To be done. Write the material out again exactly as it stands.

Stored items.
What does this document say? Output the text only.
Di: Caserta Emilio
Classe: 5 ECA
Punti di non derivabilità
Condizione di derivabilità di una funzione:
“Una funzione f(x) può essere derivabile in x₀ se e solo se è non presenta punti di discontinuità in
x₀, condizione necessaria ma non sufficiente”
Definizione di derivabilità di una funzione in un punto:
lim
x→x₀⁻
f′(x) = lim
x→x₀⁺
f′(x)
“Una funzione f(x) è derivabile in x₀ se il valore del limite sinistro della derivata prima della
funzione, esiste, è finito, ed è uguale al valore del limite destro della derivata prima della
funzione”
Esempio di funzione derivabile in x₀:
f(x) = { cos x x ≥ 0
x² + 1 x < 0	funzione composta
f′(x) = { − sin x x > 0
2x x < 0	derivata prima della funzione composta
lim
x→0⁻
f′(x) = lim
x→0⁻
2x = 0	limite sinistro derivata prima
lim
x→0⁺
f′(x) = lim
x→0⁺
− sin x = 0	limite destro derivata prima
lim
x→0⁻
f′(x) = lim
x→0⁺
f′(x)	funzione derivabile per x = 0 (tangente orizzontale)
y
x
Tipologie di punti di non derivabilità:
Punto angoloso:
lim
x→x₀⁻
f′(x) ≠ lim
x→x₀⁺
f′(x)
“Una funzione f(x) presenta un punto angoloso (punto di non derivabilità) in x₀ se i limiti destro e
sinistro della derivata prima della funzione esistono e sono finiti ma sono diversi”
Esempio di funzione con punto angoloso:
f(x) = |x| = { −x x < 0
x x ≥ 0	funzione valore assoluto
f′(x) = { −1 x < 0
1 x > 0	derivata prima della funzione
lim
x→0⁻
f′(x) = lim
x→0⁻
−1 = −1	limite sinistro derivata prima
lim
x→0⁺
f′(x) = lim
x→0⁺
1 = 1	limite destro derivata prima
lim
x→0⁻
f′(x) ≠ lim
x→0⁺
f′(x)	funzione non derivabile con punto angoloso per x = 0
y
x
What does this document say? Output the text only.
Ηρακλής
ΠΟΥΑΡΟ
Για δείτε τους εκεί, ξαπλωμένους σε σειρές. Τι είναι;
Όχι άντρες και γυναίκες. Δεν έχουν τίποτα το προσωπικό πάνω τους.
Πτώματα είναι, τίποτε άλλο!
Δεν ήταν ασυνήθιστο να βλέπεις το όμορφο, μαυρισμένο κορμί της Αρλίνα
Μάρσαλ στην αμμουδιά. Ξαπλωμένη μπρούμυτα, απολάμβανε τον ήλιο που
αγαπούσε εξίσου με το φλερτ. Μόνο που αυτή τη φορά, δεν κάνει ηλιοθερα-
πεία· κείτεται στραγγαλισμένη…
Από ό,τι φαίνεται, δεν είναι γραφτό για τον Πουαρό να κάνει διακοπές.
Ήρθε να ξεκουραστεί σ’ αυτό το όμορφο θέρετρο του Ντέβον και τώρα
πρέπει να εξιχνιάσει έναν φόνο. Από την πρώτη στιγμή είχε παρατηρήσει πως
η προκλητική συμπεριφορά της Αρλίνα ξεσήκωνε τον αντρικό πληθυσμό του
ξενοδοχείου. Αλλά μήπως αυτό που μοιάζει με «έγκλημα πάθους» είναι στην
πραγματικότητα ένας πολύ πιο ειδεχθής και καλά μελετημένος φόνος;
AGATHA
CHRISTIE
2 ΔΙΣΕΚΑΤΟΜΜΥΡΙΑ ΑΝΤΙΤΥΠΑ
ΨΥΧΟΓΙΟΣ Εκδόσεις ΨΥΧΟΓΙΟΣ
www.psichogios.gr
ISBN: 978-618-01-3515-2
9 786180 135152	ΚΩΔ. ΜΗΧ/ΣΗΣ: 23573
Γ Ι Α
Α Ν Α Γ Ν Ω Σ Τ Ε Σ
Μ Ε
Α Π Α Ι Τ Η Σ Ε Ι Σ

Output below.
What does this document say? Output the text only.
Di: Caserta Emilio
Classe: 5 ECA
Punti di non derivabilità
Condizione di derivabilità di una funzione:
“Una funzione f(x) può essere derivabile in x₀ se e solo se è non presenta punti di discontinuità in
x₀, condizione necessaria ma non sufficiente”
Definizione di derivabilità di una funzione in un punto:
lim
x→x₀⁻
f′(x) = lim
x→x₀⁺
f′(x)
“Una funzione f(x) è derivabile in x₀ se il valore del limite sinistro della derivata prima della
funzione, esiste, è finito, ed è uguale al valore del limite destro della derivata prima della
funzione”
Esempio di funzione derivabile in x₀:
f(x) = { cos x x ≥ 0
x² + 1 x < 0	funzione composta
f′(x) = { − sin x x > 0
2x x < 0	derivata prima della funzione composta
lim
x→0⁻
f′(x) = lim
x→0⁻
2x = 0	limite sinistro derivata prima
lim
x→0⁺
f′(x) = lim
x→0⁺
− sin x = 0	limite destro derivata prima
lim
x→0⁻
f′(x) = lim
x→0⁺
f′(x)	funzione derivabile per x = 0 (tangente orizzontale)
y
x
Tipologie di punti di non derivabilità:
Punto angoloso:
lim
x→x₀⁻
f′(x) ≠ lim
x→x₀⁺
f′(x)
“Una funzione f(x) presenta un punto angoloso (punto di non derivabilità) in x₀ se i limiti destro e
sinistro della derivata prima della funzione esistono e sono finiti ma sono diversi”
Esempio di funzione con punto angoloso:
f(x) = |x| = { −x x < 0
x x ≥ 0	funzione valore assoluto
f′(x) = { −1 x < 0
1 x > 0	derivata prima della funzione
lim
x→0⁻
f′(x) = lim
x→0⁻
−1 = −1	limite sinistro derivata prima
lim
x→0⁺
f′(x) = lim
x→0⁺
1 = 1	limite destro derivata prima
lim
x→0⁻
f′(x) ≠ lim
x→0⁺
f′(x)	funzione non derivabile con punto angoloso per x = 0
y
x
What does this document say? Output the text only.
Ηρακλής
ΠΟΥΑΡΟ
Για δείτε τους εκεί, ξαπλωμένους σε σειρές. Τι είναι;
Όχι άντρες και γυναίκες. Δεν έχουν τίποτα το προσωπικό πάνω τους.
Πτώματα είναι, τίποτε άλλο!
Δεν ήταν ασυνήθιστο να βλέπεις το όμορφο, μαυρισμένο κορμί της Αρλίνα
Μάρσαλ στην αμμουδιά. Ξαπλωμένη μπρούμυτα, απολάμβανε τον ήλιο που
αγαπούσε εξίσου με το φλερτ. Μόνο που αυτή τη φορά, δεν κάνει ηλιοθερα-
πεία· κείτεται στραγγαλισμένη…
Από ό,τι φαίνεται, δεν είναι γραφτό για τον Πουαρό να κάνει διακοπές.
Ήρθε να ξεκουραστεί σ’ αυτό το όμορφο θέρετρο του Ντέβον και τώρα
πρέπει να εξιχνιάσει έναν φόνο. Από την πρώτη στιγμή είχε παρατηρήσει πως
η προκλητική συμπεριφορά της Αρλίνα ξεσήκωνε τον αντρικό πληθυσμό του
ξενοδοχείου. Αλλά μήπως αυτό που μοιάζει με «έγκλημα πάθους» είναι στην
πραγματικότητα ένας πολύ πιο ειδεχθής και καλά μελετημένος φόνος;
AGATHA
CHRISTIE
2 ΔΙΣΕΚΑΤΟΜΜΥΡΙΑ ΑΝΤΙΤΥΠΑ
ΨΥΧΟΓΙΟΣ Εκδόσεις ΨΥΧΟΓΙΟΣ
www.psichogios.gr
ISBN: 978-618-01-3515-2
9 786180 135152	ΚΩΔ. ΜΗΧ/ΣΗΣ: 23573
Γ Ι Α
Α Ν Α Γ Ν Ω Σ Τ Ε Σ
Μ Ε
Α Π Α Ι Τ Η Σ Ε Ι Σ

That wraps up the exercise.